Transcribe the full listing exactly, and drop every picture.

>> Begin

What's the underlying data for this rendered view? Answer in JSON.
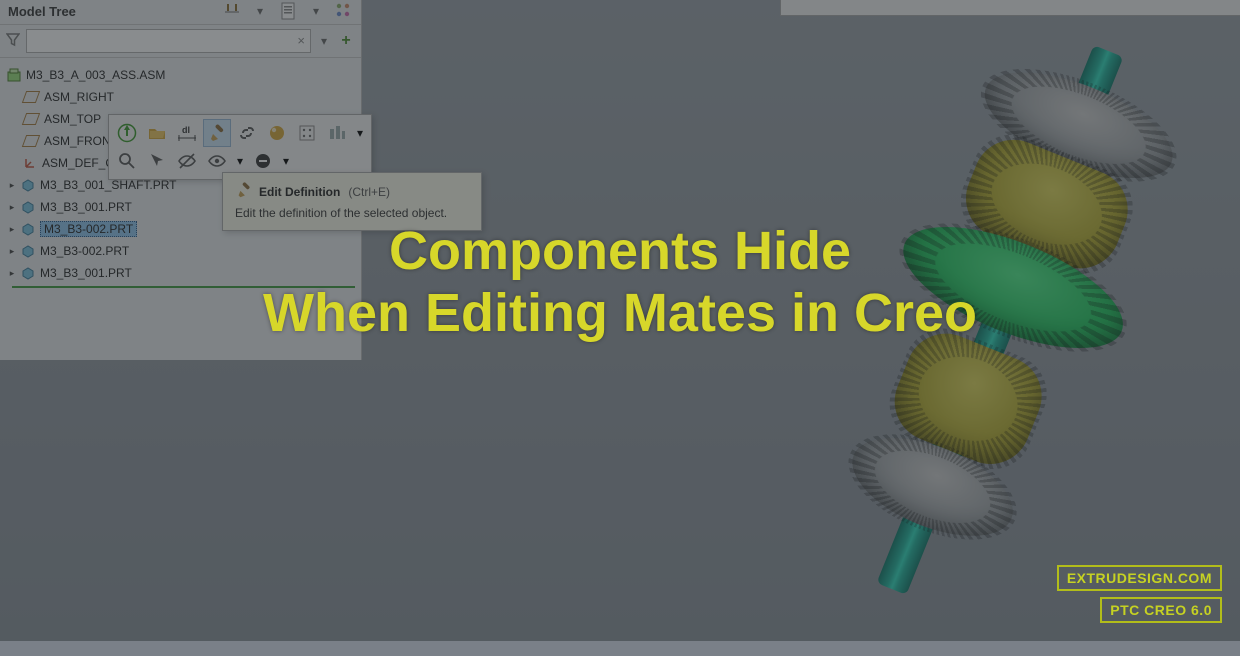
{
  "panel": {
    "title": "Model Tree",
    "search_placeholder": ""
  },
  "tree": {
    "root": "M3_B3_A_003_ASS.ASM",
    "items": [
      {
        "label": "ASM_RIGHT",
        "type": "datum"
      },
      {
        "label": "ASM_TOP",
        "type": "datum"
      },
      {
        "label": "ASM_FRONT",
        "type": "datum"
      },
      {
        "label": "ASM_DEF_CSYS",
        "type": "csys"
      },
      {
        "label": "M3_B3_001_SHAFT.PRT",
        "type": "part"
      },
      {
        "label": "M3_B3_001.PRT",
        "type": "part"
      },
      {
        "label": "M3_B3-002.PRT",
        "type": "part",
        "selected": true
      },
      {
        "label": "M3_B3-002.PRT",
        "type": "part"
      },
      {
        "label": "M3_B3_001.PRT",
        "type": "part"
      }
    ]
  },
  "tooltip": {
    "title": "Edit Definition",
    "shortcut": "(Ctrl+E)",
    "desc": "Edit the definition of the selected object."
  },
  "overlay": {
    "line1": "Components Hide",
    "line2": "When Editing Mates in Creo"
  },
  "badges": {
    "site": "EXTRUDESIGN.COM",
    "product": "PTC CREO 6.0"
  },
  "icons": {
    "settings": "⚙",
    "show": "☰",
    "filter": "▽",
    "clear": "×",
    "chevron": "▾",
    "plus": "+",
    "expand": "▸"
  }
}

>> End

### Worked solution
What's the underlying data for this rendered view? Answer in JSON.
{
  "panel": {
    "title": "Model Tree",
    "search_placeholder": ""
  },
  "tree": {
    "root": "M3_B3_A_003_ASS.ASM",
    "items": [
      {
        "label": "ASM_RIGHT",
        "type": "datum"
      },
      {
        "label": "ASM_TOP",
        "type": "datum"
      },
      {
        "label": "ASM_FRONT",
        "type": "datum"
      },
      {
        "label": "ASM_DEF_CSYS",
        "type": "csys"
      },
      {
        "label": "M3_B3_001_SHAFT.PRT",
        "type": "part"
      },
      {
        "label": "M3_B3_001.PRT",
        "type": "part"
      },
      {
        "label": "M3_B3-002.PRT",
        "type": "part",
        "selected": true
      },
      {
        "label": "M3_B3-002.PRT",
        "type": "part"
      },
      {
        "label": "M3_B3_001.PRT",
        "type": "part"
      }
    ]
  },
  "tooltip": {
    "title": "Edit Definition",
    "shortcut": "(Ctrl+E)",
    "desc": "Edit the definition of the selected object."
  },
  "overlay": {
    "line1": "Components Hide",
    "line2": "When Editing Mates in Creo"
  },
  "badges": {
    "site": "EXTRUDESIGN.COM",
    "product": "PTC CREO 6.0"
  },
  "icons": {
    "settings": "⚙",
    "show": "☰",
    "filter": "▽",
    "clear": "×",
    "chevron": "▾",
    "plus": "+",
    "expand": "▸"
  }
}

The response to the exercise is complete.